Problems and tasks
- a) Please quote the diabetes news thread word for word, beginning at the words "With this new" and stopping after "for that matter...".
- b) Answer these questions from the diabetes news thread:
(i) Which publication and page does the first post quote from?
(ii) How often a day would people with type 1 diabetes need to inject SmartInsulin?
(iii) In the second post, which two devices are mentioned besides the new treatment?

# Diabetes news 07/01/09



## Admin (Jan 7, 2009)

Verbatum from _My Weekly_ Health News P55:
*"Type 1 diabetes breakthrough?*
_Work is underway to develop SmartInsulin, a treatment for people with type 1 diabetes that would mean they would only need to inject the drug once a day, as opposed to the multiple injections they currently need every day.
With this new treatment, once injected, insulin would be released into the blood stream when blood sugar levels rose above a certain threshold, stopping when levels fell._"


----------



## Admin (Jan 7, 2009)

Sounds a bit too good to be true to me - and what about background levels...but then who thought pumps would exist...or pens for that matter...


----------



## Northerner (Jan 7, 2009)

Admin said:


> Verbatum from _My Weekly_ Health News P55:
> *"Type 1 diabetes breakthrough?*
> _Work is underway to develop SmartInsulin, a treatment for people with type 1 diabetes that would mean they would only need to inject the drug once a day, as opposed to the multiple injections they currently need every day.

Recorded data
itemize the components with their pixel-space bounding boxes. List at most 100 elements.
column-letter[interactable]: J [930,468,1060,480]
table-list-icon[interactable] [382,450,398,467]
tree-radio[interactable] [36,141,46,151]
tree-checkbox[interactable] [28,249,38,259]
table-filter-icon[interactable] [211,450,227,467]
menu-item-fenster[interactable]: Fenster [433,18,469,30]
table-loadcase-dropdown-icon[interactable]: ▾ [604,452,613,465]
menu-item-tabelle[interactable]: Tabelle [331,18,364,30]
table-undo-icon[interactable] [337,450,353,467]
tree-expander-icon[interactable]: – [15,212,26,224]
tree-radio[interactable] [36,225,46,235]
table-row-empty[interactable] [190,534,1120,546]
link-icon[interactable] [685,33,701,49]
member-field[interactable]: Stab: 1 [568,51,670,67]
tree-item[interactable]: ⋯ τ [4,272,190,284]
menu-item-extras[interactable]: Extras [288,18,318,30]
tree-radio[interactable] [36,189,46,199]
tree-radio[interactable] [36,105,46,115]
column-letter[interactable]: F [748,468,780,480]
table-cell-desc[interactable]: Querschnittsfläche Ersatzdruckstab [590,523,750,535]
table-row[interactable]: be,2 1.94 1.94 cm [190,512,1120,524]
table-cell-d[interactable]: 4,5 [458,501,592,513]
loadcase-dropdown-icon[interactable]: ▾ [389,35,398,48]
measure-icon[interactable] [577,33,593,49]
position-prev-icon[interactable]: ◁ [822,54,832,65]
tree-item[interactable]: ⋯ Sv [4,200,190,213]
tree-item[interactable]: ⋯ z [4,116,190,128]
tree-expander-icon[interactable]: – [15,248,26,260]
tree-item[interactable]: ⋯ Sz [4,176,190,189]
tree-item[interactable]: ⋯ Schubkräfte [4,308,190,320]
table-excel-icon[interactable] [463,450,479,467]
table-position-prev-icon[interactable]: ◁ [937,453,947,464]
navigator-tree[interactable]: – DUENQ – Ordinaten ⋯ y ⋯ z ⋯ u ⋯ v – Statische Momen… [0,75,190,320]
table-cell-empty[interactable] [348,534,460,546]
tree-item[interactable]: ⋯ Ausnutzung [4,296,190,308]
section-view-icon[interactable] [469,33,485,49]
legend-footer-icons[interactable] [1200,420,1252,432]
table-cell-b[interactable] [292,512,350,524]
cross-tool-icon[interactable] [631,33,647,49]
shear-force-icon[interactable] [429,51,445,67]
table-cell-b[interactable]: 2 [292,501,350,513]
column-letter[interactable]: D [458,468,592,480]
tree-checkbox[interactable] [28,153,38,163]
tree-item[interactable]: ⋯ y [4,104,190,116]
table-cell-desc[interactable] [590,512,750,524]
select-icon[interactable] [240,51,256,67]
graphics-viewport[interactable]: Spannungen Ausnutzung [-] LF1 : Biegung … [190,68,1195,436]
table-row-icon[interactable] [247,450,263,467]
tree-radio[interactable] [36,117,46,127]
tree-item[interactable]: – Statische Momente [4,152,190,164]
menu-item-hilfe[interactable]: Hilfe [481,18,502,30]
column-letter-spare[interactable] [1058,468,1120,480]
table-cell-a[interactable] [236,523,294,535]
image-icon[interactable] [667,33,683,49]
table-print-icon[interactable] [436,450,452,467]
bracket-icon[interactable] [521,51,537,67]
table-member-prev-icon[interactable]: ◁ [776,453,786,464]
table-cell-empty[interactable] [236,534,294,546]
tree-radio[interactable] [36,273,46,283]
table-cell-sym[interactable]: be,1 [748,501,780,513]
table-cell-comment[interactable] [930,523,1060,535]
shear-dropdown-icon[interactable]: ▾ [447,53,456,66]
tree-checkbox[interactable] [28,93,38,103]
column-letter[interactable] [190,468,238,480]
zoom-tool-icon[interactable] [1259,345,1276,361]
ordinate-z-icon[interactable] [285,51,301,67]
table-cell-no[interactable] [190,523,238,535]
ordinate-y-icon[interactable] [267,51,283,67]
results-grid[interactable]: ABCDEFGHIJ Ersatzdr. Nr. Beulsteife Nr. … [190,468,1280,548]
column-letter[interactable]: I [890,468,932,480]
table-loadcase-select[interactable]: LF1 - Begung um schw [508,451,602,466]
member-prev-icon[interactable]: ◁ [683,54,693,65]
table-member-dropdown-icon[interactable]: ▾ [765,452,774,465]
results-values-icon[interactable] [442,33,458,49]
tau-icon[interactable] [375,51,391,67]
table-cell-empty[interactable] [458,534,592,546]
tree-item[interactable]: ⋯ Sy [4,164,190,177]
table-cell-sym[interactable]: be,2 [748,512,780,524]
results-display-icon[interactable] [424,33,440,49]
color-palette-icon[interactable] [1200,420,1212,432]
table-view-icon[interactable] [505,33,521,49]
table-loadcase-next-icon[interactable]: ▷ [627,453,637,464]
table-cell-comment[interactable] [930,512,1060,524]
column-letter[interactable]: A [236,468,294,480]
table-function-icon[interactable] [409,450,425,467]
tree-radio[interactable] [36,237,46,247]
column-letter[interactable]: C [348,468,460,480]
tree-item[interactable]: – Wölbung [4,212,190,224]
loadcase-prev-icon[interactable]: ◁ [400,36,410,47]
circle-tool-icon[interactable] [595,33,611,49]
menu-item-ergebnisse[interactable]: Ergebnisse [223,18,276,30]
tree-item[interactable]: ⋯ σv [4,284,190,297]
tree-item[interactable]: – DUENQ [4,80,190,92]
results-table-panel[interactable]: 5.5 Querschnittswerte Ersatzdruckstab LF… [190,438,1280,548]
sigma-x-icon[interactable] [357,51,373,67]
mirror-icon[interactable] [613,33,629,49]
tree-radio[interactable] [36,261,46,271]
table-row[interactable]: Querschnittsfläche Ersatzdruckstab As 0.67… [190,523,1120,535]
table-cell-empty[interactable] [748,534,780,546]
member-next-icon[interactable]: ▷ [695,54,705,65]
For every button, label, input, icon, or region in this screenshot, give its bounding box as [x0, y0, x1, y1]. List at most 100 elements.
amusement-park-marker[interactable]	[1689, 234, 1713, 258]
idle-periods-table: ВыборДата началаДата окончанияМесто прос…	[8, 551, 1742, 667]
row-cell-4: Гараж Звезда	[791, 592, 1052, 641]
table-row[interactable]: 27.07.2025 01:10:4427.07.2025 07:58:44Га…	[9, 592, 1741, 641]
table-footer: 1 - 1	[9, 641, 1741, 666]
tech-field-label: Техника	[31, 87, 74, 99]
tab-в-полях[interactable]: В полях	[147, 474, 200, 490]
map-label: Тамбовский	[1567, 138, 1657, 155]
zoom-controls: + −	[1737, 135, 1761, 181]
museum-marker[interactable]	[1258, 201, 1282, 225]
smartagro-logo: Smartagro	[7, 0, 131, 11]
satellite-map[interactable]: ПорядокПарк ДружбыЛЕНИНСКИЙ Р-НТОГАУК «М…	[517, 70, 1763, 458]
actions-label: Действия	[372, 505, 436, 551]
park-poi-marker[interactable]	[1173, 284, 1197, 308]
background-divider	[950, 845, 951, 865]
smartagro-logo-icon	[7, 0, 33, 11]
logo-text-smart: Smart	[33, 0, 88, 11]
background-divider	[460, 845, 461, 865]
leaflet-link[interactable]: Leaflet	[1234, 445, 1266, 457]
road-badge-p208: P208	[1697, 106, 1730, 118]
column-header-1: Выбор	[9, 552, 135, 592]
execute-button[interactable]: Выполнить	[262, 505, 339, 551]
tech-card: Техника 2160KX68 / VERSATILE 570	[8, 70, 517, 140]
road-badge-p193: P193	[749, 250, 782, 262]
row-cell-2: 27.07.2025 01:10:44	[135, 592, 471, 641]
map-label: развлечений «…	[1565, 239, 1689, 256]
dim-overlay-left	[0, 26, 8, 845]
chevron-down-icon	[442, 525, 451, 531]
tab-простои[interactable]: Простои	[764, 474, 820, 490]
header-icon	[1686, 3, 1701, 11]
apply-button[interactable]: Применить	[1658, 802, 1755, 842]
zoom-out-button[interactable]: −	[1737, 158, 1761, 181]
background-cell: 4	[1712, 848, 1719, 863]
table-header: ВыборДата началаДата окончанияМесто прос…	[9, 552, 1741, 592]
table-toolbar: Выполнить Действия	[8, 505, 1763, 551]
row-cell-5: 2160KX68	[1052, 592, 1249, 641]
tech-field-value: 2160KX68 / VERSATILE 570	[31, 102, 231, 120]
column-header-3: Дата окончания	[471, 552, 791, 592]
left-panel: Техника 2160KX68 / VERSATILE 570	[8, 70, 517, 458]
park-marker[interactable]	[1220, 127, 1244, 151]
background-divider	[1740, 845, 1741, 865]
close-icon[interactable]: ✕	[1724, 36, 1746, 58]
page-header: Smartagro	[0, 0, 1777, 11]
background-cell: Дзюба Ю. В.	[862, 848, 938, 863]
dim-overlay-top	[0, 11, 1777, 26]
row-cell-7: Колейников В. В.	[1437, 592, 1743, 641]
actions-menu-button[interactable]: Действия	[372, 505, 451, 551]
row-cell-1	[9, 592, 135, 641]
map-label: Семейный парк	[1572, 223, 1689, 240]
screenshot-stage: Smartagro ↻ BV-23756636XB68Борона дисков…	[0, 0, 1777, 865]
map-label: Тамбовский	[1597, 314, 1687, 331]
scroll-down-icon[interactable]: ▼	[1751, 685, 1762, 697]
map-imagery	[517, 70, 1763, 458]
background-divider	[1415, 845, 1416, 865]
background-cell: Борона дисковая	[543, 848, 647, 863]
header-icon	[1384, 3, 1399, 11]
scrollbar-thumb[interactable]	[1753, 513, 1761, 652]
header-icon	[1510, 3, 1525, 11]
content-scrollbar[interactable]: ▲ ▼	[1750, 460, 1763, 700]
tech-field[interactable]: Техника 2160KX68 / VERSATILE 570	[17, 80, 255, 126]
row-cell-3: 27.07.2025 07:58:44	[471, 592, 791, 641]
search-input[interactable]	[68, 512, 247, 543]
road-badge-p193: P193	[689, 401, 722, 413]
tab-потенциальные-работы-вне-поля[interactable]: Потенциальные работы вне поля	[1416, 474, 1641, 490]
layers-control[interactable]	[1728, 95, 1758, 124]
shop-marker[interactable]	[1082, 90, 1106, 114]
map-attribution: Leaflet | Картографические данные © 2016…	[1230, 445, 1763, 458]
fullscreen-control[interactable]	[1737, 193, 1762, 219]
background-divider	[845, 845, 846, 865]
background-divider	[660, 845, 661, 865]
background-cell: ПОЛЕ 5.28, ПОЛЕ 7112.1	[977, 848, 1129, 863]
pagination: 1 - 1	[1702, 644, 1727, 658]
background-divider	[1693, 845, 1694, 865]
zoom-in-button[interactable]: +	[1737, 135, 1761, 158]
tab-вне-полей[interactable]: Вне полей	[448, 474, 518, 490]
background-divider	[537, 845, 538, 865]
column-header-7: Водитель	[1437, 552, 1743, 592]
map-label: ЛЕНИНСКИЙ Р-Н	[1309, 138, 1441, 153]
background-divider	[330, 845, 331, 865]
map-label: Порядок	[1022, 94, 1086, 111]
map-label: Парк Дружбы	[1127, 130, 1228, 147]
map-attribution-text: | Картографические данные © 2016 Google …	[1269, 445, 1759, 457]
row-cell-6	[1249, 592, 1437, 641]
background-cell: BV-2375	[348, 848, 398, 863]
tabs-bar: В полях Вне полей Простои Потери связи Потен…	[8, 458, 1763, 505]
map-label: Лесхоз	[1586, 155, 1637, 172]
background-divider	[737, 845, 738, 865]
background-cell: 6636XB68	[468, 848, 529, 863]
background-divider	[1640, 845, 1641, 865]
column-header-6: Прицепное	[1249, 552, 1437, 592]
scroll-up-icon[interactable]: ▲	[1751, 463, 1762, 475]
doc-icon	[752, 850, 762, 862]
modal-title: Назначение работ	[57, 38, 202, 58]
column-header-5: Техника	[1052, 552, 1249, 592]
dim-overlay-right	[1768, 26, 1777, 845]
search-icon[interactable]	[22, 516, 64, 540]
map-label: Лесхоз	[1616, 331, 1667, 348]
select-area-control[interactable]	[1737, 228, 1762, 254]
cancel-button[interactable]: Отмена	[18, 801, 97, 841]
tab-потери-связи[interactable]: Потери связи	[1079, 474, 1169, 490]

Completed exercise
- a)
With this new treatment, once injected, insulin would be released into the blood stream when blood sugar levels rose above a certain threshold, stopping when levels fell._"


----------



## Admin (Jan 7, 2009)

Sounds a bit too good to be true to me - and what about background levels...but then who thought pumps would exist...or pens for that matter...

- b)
(i) _My Weekly_ Health News, P55
(ii) Once a day
(iii) Pumps and pens